* start Input rows *

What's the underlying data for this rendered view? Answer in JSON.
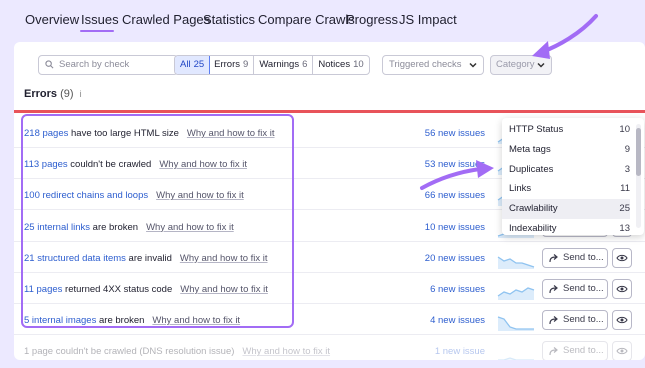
{
  "tabs": [
    {
      "label": "Overview"
    },
    {
      "label": "Issues"
    },
    {
      "label": "Crawled Pages"
    },
    {
      "label": "Statistics"
    },
    {
      "label": "Compare Crawls"
    },
    {
      "label": "Progress"
    },
    {
      "label": "JS Impact"
    }
  ],
  "active_tab": "Issues",
  "search": {
    "placeholder": "Search by check"
  },
  "filters": {
    "all": {
      "label": "All",
      "count": "25"
    },
    "errors": {
      "label": "Errors",
      "count": "9"
    },
    "warnings": {
      "label": "Warnings",
      "count": "6"
    },
    "notices": {
      "label": "Notices",
      "count": "10"
    }
  },
  "triggered": {
    "label": "Triggered checks"
  },
  "category": {
    "label": "Category"
  },
  "errors_header": {
    "title": "Errors",
    "count": "(9)",
    "info": "i"
  },
  "rows": [
    {
      "link": "218 pages",
      "text": " have too large HTML size",
      "why": "Why and how to fix it",
      "new": "56 new issues"
    },
    {
      "link": "113 pages",
      "text": " couldn't be crawled",
      "why": "Why and how to fix it",
      "new": "53 new issues"
    },
    {
      "link": "100 redirect chains and loops",
      "text": "",
      "why": "Why and how to fix it",
      "new": "66 new issues"
    },
    {
      "link": "25 internal links",
      "text": " are broken",
      "why": "Why and how to fix it",
      "new": "10 new issues"
    },
    {
      "link": "21 structured data items",
      "text": " are invalid",
      "why": "Why and how to fix it",
      "new": "20 new issues"
    },
    {
      "link": "11 pages",
      "text": " returned 4XX status code",
      "why": "Why and how to fix it",
      "new": "6 new issues"
    },
    {
      "link": "5 internal images",
      "text": " are broken",
      "why": "Why and how to fix it",
      "new": "4 new issues"
    },
    {
      "link": "",
      "text": "1 page couldn't be crawled (DNS resolution issue)",
      "why": "Why and how to fix it",
      "new": "1 new issue"
    }
  ],
  "send_label": "Send to...",
  "dropdown": [
    {
      "label": "HTTP Status",
      "count": "10"
    },
    {
      "label": "Meta tags",
      "count": "9"
    },
    {
      "label": "Duplicates",
      "count": "3"
    },
    {
      "label": "Links",
      "count": "11"
    },
    {
      "label": "Crawlability",
      "count": "25"
    },
    {
      "label": "Indexability",
      "count": "13"
    }
  ],
  "colors": {
    "accent": "#a26cf5",
    "link": "#2d5ecf",
    "error_line": "#e8535a",
    "spark": "#8fc3f0"
  },
  "icons": [
    "search-icon",
    "chevron-down-icon",
    "share-arrow-icon",
    "eye-icon",
    "info-icon"
  ]
}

* end Input rows *

Written request —
Output all of the data exactly as it stands, minus any images.

The output —
What's the underlying data for this rendered view? Answer in JSON.
{
  "tabs": [
    {
      "label": "Overview"
    },
    {
      "label": "Issues"
    },
    {
      "label": "Crawled Pages"
    },
    {
      "label": "Statistics"
    },
    {
      "label": "Compare Crawls"
    },
    {
      "label": "Progress"
    },
    {
      "label": "JS Impact"
    }
  ],
  "active_tab": "Issues",
  "search": {
    "placeholder": "Search by check"
  },
  "filters": {
    "all": {
      "label": "All",
      "count": "25"
    },
    "errors": {
      "label": "Errors",
      "count": "9"
    },
    "warnings": {
      "label": "Warnings",
      "count": "6"
    },
    "notices": {
      "label": "Notices",
      "count": "10"
    }
  },
  "triggered": {
    "label": "Triggered checks"
  },
  "category": {
    "label": "Category"
  },
  "errors_header": {
    "title": "Errors",
    "count": "(9)",
    "info": "i"
  },
  "rows": [
    {
      "link": "218 pages",
      "text": " have too large HTML size",
      "why": "Why and how to fix it",
      "new": "56 new issues"
    },
    {
      "link": "113 pages",
      "text": " couldn't be crawled",
      "why": "Why and how to fix it",
      "new": "53 new issues"
    },
    {
      "link": "100 redirect chains and loops",
      "text": "",
      "why": "Why and how to fix it",
      "new": "66 new issues"
    },
    {
      "link": "25 internal links",
      "text": " are broken",
      "why": "Why and how to fix it",
      "new": "10 new issues"
    },
    {
      "link": "21 structured data items",
      "text": " are invalid",
      "why": "Why and how to fix it",
      "new": "20 new issues"
    },
    {
      "link": "11 pages",
      "text": " returned 4XX status code",
      "why": "Why and how to fix it",
      "new": "6 new issues"
    },
    {
      "link": "5 internal images",
      "text": " are broken",
      "why": "Why and how to fix it",
      "new": "4 new issues"
    },
    {
      "link": "",
      "text": "1 page couldn't be crawled (DNS resolution issue)",
      "why": "Why and how to fix it",
      "new": "1 new issue"
    }
  ],
  "send_label": "Send to...",
  "dropdown": [
    {
      "label": "HTTP Status",
      "count": "10"
    },
    {
      "label": "Meta tags",
      "count": "9"
    },
    {
      "label": "Duplicates",
      "count": "3"
    },
    {
      "label": "Links",
      "count": "11"
    },
    {
      "label": "Crawlability",
      "count": "25"
    },
    {
      "label": "Indexability",
      "count": "13"
    }
  ],
  "colors": {
    "accent": "#a26cf5",
    "link": "#2d5ecf",
    "error_line": "#e8535a",
    "spark": "#8fc3f0"
  },
  "icons": [
    "search-icon",
    "chevron-down-icon",
    "share-arrow-icon",
    "eye-icon",
    "info-icon"
  ]
}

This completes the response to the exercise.